Start of DATA FOR THE TASK

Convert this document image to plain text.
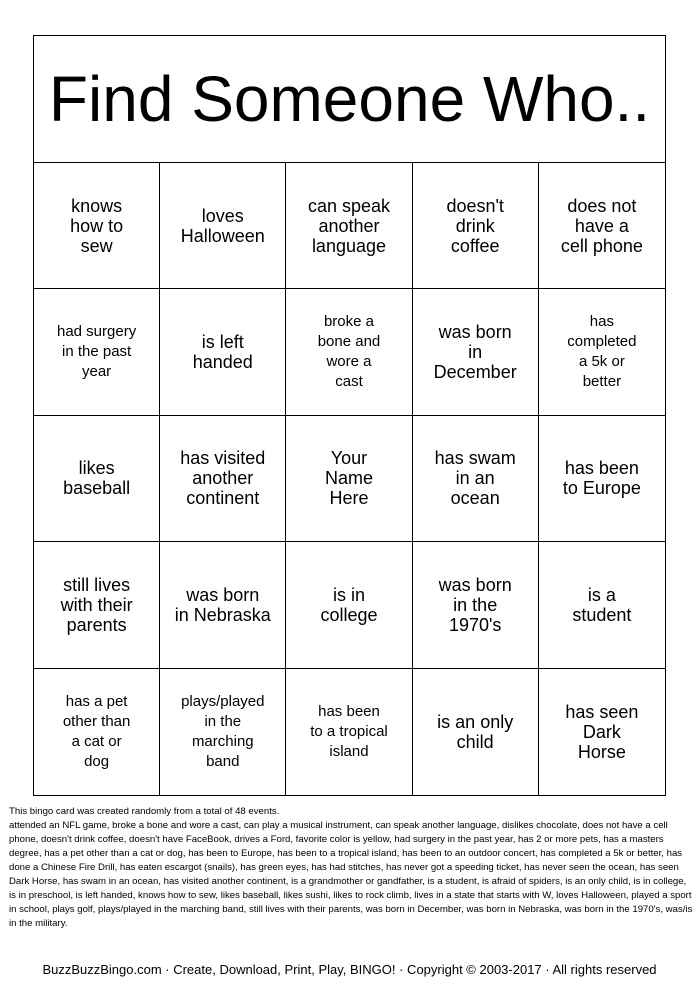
Find Someone Who..
knows
how to
sew
loves
Halloween
can speak
another
language
doesn't
drink
coffee
does not
have a
cell phone
had surgery
in the past
year
is left
handed
broke a
bone and
wore a
cast
was born
in
December
has
completed
a 5k or
better
likes
baseball
has visited
another
continent
Your
Name
Here
has swam
in an
ocean
has been
to Europe
still lives
with their
parents
was born
in Nebraska
is in
college
was born
in the
1970's
is a
student
has a pet
other than
a cat or
dog
plays/played
in the
marching
band
has been
to a tropical
island
is an only
child
has seen
Dark
Horse

This bingo card was created randomly from a total of 48 events.

attended an NFL game, broke a bone and wore a cast, can play a musical instrument, can speak another language, dislikes chocolate, does not have a cell phone, doesn't drink coffee, doesn't have FaceBook, drives a Ford, favorite color is yellow, had surgery in the past year, has 2 or more pets, has a masters degree, has a pet other than a cat or dog, has been to Europe, has been to a tropical island, has been to an outdoor concert, has completed a 5k or better, has done a Chinese Fire Drill, has eaten escargot (snails), has green eyes, has had stitches, has never got a speeding ticket, has never seen the ocean, has seen Dark Horse, has swam in an ocean, has visited another continent, is a grandmother or gandfather, is a student, is afraid of spiders, is an only child, is in college, is in preschool, is left handed, knows how to sew, likes baseball, likes sushi, likes to rock climb, lives in a state that starts with W, loves Halloween, played a sport in school, plays golf, plays/played in the marching band, still lives with their parents, was born in December, was born in Nebraska, was born in the 1970's, was/is in the military.

BuzzBuzzBingo.com · Create, Download, Print, Play, BINGO! · Copyright © 2003-2017 · All rights reserved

End of DATA FOR THE TASK

* **YOUR TASK**
Reproduce the whole listing word for word, setting aside any pictures.

* **CORRECT RESULT**
Convert this document image to plain text.
Find Someone Who..
knows
how to
sew
loves
Halloween
can speak
another
language
doesn't
drink
coffee
does not
have a
cell phone
had surgery
in the past
year
is left
handed
broke a
bone and
wore a
cast
was born
in
December
has
completed
a 5k or
better
likes
baseball
has visited
another
continent
Your
Name
Here
has swam
in an
ocean
has been
to Europe
still lives
with their
parents
was born
in Nebraska
is in
college
was born
in the
1970's
is a
student
has a pet
other than
a cat or
dog
plays/played
in the
marching
band
has been
to a tropical
island
is an only
child
has seen
Dark
Horse

This bingo card was created randomly from a total of 48 events.

attended an NFL game, broke a bone and wore a cast, can play a musical instrument, can speak another language, dislikes chocolate, does not have a cell phone, doesn't drink coffee, doesn't have FaceBook, drives a Ford, favorite color is yellow, had surgery in the past year, has 2 or more pets, has a masters degree, has a pet other than a cat or dog, has been to Europe, has been to a tropical island, has been to an outdoor concert, has completed a 5k or better, has done a Chinese Fire Drill, has eaten escargot (snails), has green eyes, has had stitches, has never got a speeding ticket, has never seen the ocean, has seen Dark Horse, has swam in an ocean, has visited another continent, is a grandmother or gandfather, is a student, is afraid of spiders, is an only child, is in college, is in preschool, is left handed, knows how to sew, likes baseball, likes sushi, likes to rock climb, lives in a state that starts with W, loves Halloween, played a sport in school, plays golf, plays/played in the marching band, still lives with their parents, was born in December, was born in Nebraska, was born in the 1970's, was/is in the military.

BuzzBuzzBingo.com · Create, Download, Print, Play, BINGO! · Copyright © 2003-2017 · All rights reserved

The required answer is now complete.